_REQUIRED WORK_.
Skip the images and return the records below exactly.

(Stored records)
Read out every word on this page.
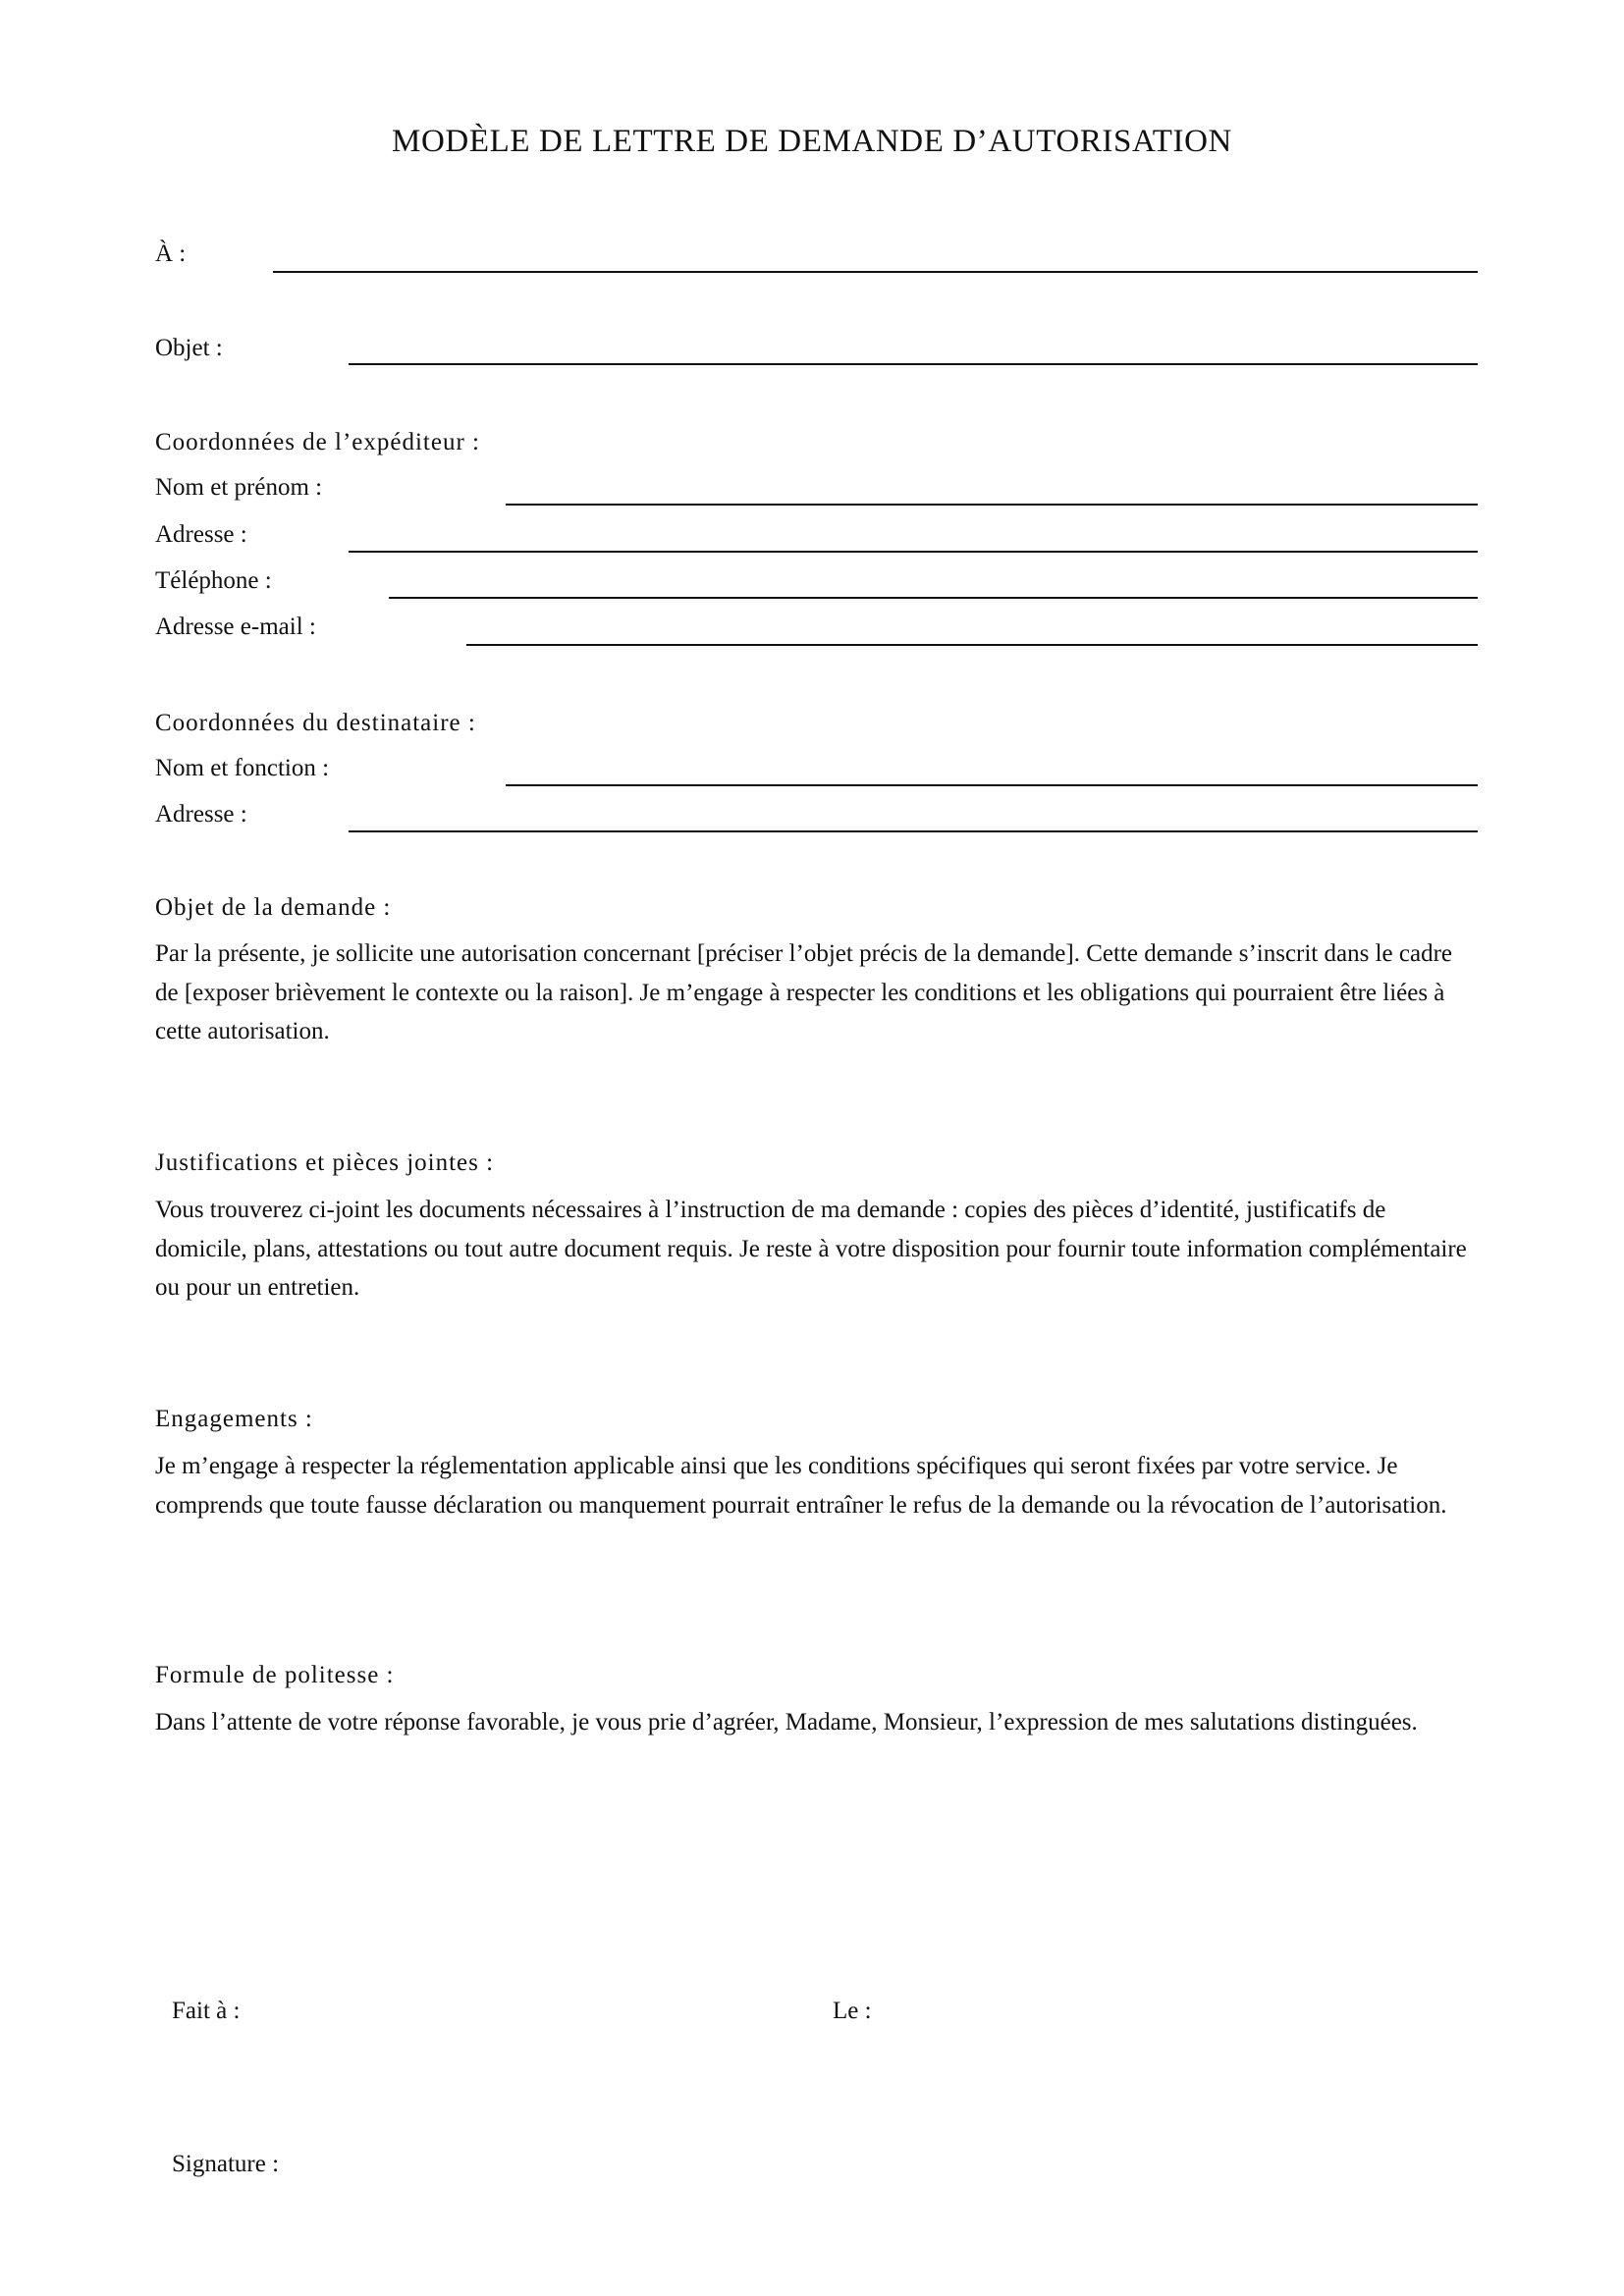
MODÈLE DE LETTRE DE DEMANDE D’AUTORISATION
À :
Objet :
Coordonnées de l’expéditeur :
Nom et prénom :
Adresse :
Téléphone :
Adresse e-mail :
Coordonnées du destinataire :
Nom et fonction :
Adresse :
Objet de la demande :
Par la présente, je sollicite une autorisation concernant [préciser l’objet précis de la demande]. Cette demande s’inscrit dans le cadre de [exposer brièvement le contexte ou la raison]. Je m’engage à respecter les conditions et les obligations qui pourraient être liées à cette autorisation.
Justifications et pièces jointes :
Vous trouverez ci-joint les documents nécessaires à l’instruction de ma demande : copies des pièces d’identité, justificatifs de domicile, plans, attestations ou tout autre document requis. Je reste à votre disposition pour fournir toute information complémentaire ou pour un entretien.
Engagements :
Je m’engage à respecter la réglementation applicable ainsi que les conditions spécifiques qui seront fixées par votre service. Je comprends que toute fausse déclaration ou manquement pourrait entraîner le refus de la demande ou la révocation de l’autorisation.
Formule de politesse :
Dans l’attente de votre réponse favorable, je vous prie d’agréer, Madame, Monsieur, l’expression de mes salutations distinguées.
Fait à :	Le :
Signature :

_RESULT FOR THIS TASK_.
Read out every word on this page.
MODÈLE DE LETTRE DE DEMANDE D’AUTORISATION
À :
Objet :
Coordonnées de l’expéditeur :
Nom et prénom :
Adresse :
Téléphone :
Adresse e-mail :
Coordonnées du destinataire :
Nom et fonction :
Adresse :
Objet de la demande :
Par la présente, je sollicite une autorisation concernant [préciser l’objet précis de la demande]. Cette demande s’inscrit dans le cadre de [exposer brièvement le contexte ou la raison]. Je m’engage à respecter les conditions et les obligations qui pourraient être liées à cette autorisation.
Justifications et pièces jointes :
Vous trouverez ci-joint les documents nécessaires à l’instruction de ma demande : copies des pièces d’identité, justificatifs de domicile, plans, attestations ou tout autre document requis. Je reste à votre disposition pour fournir toute information complémentaire ou pour un entretien.
Engagements :
Je m’engage à respecter la réglementation applicable ainsi que les conditions spécifiques qui seront fixées par votre service. Je comprends que toute fausse déclaration ou manquement pourrait entraîner le refus de la demande ou la révocation de l’autorisation.
Formule de politesse :
Dans l’attente de votre réponse favorable, je vous prie d’agréer, Madame, Monsieur, l’expression de mes salutations distinguées.
Fait à :	Le :
Signature :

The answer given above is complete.